WORK TO BE COMPLETED
From the records below, copy every line that contains the word "Detected".

DATA EXTRACT

• • • • • • •

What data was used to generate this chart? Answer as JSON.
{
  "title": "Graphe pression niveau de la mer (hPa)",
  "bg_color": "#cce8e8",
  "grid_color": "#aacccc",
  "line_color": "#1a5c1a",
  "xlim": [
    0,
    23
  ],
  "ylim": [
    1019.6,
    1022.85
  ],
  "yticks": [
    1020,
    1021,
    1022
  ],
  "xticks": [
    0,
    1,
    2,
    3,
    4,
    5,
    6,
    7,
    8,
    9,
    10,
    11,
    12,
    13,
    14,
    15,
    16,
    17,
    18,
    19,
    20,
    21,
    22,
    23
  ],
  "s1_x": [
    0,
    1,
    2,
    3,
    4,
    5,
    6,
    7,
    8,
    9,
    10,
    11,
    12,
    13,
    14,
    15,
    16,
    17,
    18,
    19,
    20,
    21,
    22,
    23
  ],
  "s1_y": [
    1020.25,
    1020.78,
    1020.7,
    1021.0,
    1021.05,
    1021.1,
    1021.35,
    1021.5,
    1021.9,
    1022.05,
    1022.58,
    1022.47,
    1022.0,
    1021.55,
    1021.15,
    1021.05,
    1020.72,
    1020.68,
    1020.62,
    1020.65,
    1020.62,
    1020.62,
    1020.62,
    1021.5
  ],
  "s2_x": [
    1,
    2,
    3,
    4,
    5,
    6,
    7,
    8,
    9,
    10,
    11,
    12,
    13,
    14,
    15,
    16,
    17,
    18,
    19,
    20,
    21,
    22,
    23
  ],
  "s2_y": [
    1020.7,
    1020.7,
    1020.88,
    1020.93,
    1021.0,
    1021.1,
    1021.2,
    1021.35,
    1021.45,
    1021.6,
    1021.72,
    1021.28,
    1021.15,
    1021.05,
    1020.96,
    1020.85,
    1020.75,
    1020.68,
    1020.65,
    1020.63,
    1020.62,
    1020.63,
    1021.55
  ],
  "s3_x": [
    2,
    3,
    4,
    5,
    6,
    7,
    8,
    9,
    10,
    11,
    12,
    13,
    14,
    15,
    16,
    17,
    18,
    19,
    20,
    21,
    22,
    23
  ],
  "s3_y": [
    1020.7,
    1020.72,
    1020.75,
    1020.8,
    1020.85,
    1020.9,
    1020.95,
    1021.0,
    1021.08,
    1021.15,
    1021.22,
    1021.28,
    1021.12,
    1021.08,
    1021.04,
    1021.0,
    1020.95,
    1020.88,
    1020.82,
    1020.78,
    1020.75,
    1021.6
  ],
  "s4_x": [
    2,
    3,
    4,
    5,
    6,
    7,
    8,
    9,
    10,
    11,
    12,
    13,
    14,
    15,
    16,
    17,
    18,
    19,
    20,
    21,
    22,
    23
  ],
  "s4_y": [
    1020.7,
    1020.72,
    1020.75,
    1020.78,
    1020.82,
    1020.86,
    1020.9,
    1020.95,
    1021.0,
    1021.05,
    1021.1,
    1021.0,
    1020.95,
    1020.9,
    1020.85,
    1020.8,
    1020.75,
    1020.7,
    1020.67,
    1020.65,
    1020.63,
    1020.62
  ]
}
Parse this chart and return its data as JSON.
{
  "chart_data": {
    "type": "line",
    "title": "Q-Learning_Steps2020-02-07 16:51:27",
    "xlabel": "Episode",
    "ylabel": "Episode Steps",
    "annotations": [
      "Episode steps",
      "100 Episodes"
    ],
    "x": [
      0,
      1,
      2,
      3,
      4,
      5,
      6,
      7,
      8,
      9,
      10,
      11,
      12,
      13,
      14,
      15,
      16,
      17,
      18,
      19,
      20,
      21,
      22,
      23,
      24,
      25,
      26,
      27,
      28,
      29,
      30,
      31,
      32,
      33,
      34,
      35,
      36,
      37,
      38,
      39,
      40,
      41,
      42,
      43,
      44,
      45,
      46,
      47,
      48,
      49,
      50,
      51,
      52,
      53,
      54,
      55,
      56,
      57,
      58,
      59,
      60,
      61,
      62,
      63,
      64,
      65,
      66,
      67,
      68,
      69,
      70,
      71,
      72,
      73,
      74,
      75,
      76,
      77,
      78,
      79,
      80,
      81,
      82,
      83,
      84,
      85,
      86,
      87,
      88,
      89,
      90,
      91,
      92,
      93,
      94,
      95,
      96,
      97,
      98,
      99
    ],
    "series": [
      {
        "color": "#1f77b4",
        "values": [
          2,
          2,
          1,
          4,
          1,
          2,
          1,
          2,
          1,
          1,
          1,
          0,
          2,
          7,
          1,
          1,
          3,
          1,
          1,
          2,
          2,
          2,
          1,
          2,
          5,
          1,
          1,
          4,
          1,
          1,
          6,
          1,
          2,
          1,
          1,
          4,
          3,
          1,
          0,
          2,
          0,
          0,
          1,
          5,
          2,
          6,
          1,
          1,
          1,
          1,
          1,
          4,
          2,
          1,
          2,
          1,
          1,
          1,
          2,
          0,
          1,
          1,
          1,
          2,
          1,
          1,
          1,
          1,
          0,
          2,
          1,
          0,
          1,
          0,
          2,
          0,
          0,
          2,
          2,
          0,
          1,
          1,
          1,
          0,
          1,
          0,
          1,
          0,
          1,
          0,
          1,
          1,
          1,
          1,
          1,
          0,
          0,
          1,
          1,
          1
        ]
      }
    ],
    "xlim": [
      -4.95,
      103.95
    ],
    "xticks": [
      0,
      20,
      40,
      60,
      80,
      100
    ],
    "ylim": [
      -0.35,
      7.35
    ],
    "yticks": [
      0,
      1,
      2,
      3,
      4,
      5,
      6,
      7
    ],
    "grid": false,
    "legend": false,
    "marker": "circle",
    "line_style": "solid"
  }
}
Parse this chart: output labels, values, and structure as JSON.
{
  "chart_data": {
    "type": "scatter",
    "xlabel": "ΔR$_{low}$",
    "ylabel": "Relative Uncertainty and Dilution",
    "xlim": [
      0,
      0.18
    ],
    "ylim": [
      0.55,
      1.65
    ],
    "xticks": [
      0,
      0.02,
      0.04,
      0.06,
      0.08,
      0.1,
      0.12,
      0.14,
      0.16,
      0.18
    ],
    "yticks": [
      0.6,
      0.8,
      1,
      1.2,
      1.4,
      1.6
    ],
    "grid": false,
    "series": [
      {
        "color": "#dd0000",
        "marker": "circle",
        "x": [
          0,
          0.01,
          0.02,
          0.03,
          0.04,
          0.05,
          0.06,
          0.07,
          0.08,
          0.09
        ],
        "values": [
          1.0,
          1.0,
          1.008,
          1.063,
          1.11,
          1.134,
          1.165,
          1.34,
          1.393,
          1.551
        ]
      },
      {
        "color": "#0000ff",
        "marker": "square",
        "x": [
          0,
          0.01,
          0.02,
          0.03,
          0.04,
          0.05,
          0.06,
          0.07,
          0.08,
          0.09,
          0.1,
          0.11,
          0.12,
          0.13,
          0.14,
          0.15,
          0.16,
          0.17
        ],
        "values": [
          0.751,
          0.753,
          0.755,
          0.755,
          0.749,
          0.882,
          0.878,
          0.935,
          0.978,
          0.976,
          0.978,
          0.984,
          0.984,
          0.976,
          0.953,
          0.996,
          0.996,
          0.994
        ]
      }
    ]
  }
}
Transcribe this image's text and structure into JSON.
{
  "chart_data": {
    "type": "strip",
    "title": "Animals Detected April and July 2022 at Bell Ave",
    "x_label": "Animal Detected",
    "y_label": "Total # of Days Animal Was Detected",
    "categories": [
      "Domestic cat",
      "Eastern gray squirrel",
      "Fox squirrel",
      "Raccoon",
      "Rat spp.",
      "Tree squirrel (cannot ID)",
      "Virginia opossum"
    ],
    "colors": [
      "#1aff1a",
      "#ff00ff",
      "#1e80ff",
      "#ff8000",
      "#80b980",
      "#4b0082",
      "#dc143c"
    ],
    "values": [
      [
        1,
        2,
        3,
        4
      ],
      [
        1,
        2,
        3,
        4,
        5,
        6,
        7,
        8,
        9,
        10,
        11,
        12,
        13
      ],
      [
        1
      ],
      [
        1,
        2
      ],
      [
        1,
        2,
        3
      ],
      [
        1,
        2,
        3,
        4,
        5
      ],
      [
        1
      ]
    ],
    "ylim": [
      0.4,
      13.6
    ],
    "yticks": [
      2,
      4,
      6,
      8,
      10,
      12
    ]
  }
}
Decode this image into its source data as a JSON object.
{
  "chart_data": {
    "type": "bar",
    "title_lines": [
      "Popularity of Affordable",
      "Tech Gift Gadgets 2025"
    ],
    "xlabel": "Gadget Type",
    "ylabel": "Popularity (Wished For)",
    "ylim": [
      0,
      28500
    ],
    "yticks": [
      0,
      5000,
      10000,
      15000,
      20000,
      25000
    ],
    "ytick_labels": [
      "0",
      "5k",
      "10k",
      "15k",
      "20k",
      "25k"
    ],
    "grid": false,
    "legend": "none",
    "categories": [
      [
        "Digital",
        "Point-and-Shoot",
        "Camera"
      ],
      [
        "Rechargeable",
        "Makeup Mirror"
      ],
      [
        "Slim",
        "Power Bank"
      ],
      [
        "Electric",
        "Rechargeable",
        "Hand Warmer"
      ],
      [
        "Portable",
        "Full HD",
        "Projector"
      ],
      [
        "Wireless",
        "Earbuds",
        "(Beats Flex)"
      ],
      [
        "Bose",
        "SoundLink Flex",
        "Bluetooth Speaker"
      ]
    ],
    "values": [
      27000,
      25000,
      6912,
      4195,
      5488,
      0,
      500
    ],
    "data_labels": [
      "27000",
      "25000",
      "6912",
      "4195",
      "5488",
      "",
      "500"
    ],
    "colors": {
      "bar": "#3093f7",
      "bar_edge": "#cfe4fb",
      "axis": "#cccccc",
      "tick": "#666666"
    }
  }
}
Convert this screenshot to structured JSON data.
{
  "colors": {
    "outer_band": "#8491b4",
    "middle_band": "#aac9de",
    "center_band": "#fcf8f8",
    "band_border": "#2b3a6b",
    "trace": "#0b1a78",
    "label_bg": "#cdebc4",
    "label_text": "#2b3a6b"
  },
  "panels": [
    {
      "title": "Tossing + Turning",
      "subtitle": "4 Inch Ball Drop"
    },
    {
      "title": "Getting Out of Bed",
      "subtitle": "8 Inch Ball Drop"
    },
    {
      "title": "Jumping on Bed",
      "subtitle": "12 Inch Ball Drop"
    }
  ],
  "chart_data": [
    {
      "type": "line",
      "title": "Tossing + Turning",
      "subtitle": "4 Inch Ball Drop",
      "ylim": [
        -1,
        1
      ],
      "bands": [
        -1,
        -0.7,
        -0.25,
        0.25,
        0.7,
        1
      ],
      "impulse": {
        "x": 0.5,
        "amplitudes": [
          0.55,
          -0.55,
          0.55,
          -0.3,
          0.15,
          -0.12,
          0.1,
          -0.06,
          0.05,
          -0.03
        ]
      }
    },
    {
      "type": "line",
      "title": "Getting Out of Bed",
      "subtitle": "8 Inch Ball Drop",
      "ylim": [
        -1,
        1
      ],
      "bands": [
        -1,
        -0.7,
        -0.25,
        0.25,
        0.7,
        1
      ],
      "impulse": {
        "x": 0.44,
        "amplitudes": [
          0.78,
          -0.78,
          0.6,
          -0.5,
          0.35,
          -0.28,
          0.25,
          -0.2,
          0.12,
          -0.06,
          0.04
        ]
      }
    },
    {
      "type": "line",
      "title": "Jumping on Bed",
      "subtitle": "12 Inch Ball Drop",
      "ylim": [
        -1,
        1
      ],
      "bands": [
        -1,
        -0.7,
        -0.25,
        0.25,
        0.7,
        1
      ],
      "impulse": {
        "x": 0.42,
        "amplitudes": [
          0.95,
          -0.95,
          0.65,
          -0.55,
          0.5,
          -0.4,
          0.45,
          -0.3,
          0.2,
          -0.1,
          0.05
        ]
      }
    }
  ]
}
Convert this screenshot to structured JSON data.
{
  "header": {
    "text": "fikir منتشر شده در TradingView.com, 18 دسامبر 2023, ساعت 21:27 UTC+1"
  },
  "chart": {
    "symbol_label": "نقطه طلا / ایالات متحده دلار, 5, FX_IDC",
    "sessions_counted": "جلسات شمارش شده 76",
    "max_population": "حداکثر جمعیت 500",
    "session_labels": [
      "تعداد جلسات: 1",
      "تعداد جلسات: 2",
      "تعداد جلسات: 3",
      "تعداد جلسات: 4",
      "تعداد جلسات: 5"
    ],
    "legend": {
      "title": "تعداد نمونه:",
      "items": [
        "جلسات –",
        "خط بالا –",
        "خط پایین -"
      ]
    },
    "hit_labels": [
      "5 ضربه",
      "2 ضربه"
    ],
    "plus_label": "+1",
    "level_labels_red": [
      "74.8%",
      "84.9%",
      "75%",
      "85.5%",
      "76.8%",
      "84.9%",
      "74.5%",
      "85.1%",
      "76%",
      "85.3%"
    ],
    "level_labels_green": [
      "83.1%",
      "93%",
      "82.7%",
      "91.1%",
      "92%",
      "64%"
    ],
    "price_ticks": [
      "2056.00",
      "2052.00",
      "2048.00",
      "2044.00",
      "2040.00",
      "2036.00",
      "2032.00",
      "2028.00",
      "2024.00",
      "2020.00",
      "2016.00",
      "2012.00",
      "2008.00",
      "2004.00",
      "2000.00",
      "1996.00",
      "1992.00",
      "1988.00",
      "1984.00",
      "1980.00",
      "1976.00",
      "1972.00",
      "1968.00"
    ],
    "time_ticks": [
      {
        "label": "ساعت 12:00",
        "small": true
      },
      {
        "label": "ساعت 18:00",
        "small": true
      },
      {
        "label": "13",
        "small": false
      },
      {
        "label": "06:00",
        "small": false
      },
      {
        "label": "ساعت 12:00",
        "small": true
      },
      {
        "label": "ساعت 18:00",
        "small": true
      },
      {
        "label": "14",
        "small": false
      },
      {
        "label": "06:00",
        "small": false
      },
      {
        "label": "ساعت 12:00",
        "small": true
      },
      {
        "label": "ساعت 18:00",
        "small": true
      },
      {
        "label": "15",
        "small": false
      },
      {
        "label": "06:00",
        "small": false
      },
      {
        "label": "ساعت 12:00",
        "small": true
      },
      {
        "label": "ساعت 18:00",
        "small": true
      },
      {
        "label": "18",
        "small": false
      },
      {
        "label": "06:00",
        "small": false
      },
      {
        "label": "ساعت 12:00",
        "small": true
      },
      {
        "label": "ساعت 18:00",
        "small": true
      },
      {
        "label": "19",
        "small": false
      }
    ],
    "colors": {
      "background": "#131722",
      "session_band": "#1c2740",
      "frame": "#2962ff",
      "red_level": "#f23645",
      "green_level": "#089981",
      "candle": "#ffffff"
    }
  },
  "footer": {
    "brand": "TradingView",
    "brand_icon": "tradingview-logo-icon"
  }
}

• • • • • • •

COMPLETE ANSWER
    "title": "Animals Detected April and July 2022 at Bell Ave",
    "x_label": "Animal Detected",
    "y_label": "Total # of Days Animal Was Detected",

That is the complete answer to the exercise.